* _Material provided_
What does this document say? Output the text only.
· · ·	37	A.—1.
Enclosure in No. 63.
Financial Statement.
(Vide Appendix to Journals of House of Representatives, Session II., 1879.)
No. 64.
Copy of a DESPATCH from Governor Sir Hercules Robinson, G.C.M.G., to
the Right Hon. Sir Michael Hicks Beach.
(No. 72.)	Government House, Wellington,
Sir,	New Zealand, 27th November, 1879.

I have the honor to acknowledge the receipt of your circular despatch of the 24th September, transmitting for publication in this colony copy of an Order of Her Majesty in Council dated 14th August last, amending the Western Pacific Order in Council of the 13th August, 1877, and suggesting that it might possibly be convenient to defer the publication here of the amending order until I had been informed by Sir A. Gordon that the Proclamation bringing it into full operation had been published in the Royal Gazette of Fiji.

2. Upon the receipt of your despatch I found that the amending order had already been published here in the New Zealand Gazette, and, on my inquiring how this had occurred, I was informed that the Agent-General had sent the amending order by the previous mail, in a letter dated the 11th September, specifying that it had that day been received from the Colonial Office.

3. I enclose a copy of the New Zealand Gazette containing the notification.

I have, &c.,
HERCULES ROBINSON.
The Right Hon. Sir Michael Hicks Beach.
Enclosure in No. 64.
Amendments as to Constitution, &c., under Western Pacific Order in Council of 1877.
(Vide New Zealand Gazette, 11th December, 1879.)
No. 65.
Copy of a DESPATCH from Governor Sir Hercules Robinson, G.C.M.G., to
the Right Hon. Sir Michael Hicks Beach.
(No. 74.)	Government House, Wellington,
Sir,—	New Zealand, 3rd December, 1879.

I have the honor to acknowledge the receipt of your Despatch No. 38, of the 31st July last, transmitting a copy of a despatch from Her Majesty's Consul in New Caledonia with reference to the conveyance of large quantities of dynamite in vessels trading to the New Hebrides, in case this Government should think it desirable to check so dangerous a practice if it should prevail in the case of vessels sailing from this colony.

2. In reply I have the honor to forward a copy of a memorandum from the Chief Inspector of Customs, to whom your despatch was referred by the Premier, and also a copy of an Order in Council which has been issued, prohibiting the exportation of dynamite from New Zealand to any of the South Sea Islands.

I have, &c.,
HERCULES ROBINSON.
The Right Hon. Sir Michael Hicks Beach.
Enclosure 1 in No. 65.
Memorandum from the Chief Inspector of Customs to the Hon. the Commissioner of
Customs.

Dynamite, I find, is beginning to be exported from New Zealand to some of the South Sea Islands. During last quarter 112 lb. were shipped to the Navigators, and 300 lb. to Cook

* _What the task asks_
Print the material verbatim, all of it.

* _Written response_
What does this document say? Output the text only.
· · ·	37	A.—1.
Enclosure in No. 63.
Financial Statement.
(Vide Appendix to Journals of House of Representatives, Session II., 1879.)
No. 64.
Copy of a DESPATCH from Governor Sir Hercules Robinson, G.C.M.G., to
the Right Hon. Sir Michael Hicks Beach.
(No. 72.)	Government House, Wellington,
Sir,	New Zealand, 27th November, 1879.

I have the honor to acknowledge the receipt of your circular despatch of the 24th September, transmitting for publication in this colony copy of an Order of Her Majesty in Council dated 14th August last, amending the Western Pacific Order in Council of the 13th August, 1877, and suggesting that it might possibly be convenient to defer the publication here of the amending order until I had been informed by Sir A. Gordon that the Proclamation bringing it into full operation had been published in the Royal Gazette of Fiji.

2. Upon the receipt of your despatch I found that the amending order had already been published here in the New Zealand Gazette, and, on my inquiring how this had occurred, I was informed that the Agent-General had sent the amending order by the previous mail, in a letter dated the 11th September, specifying that it had that day been received from the Colonial Office.

3. I enclose a copy of the New Zealand Gazette containing the notification.

I have, &c.,
HERCULES ROBINSON.
The Right Hon. Sir Michael Hicks Beach.
Enclosure in No. 64.
Amendments as to Constitution, &c., under Western Pacific Order in Council of 1877.
(Vide New Zealand Gazette, 11th December, 1879.)
No. 65.
Copy of a DESPATCH from Governor Sir Hercules Robinson, G.C.M.G., to
the Right Hon. Sir Michael Hicks Beach.
(No. 74.)	Government House, Wellington,
Sir,—	New Zealand, 3rd December, 1879.

I have the honor to acknowledge the receipt of your Despatch No. 38, of the 31st July last, transmitting a copy of a despatch from Her Majesty's Consul in New Caledonia with reference to the conveyance of large quantities of dynamite in vessels trading to the New Hebrides, in case this Government should think it desirable to check so dangerous a practice if it should prevail in the case of vessels sailing from this colony.

2. In reply I have the honor to forward a copy of a memorandum from the Chief Inspector of Customs, to whom your despatch was referred by the Premier, and also a copy of an Order in Council which has been issued, prohibiting the exportation of dynamite from New Zealand to any of the South Sea Islands.

I have, &c.,
HERCULES ROBINSON.
The Right Hon. Sir Michael Hicks Beach.
Enclosure 1 in No. 65.
Memorandum from the Chief Inspector of Customs to the Hon. the Commissioner of
Customs.

Dynamite, I find, is beginning to be exported from New Zealand to some of the South Sea Islands. During last quarter 112 lb. were shipped to the Navigators, and 300 lb. to Cook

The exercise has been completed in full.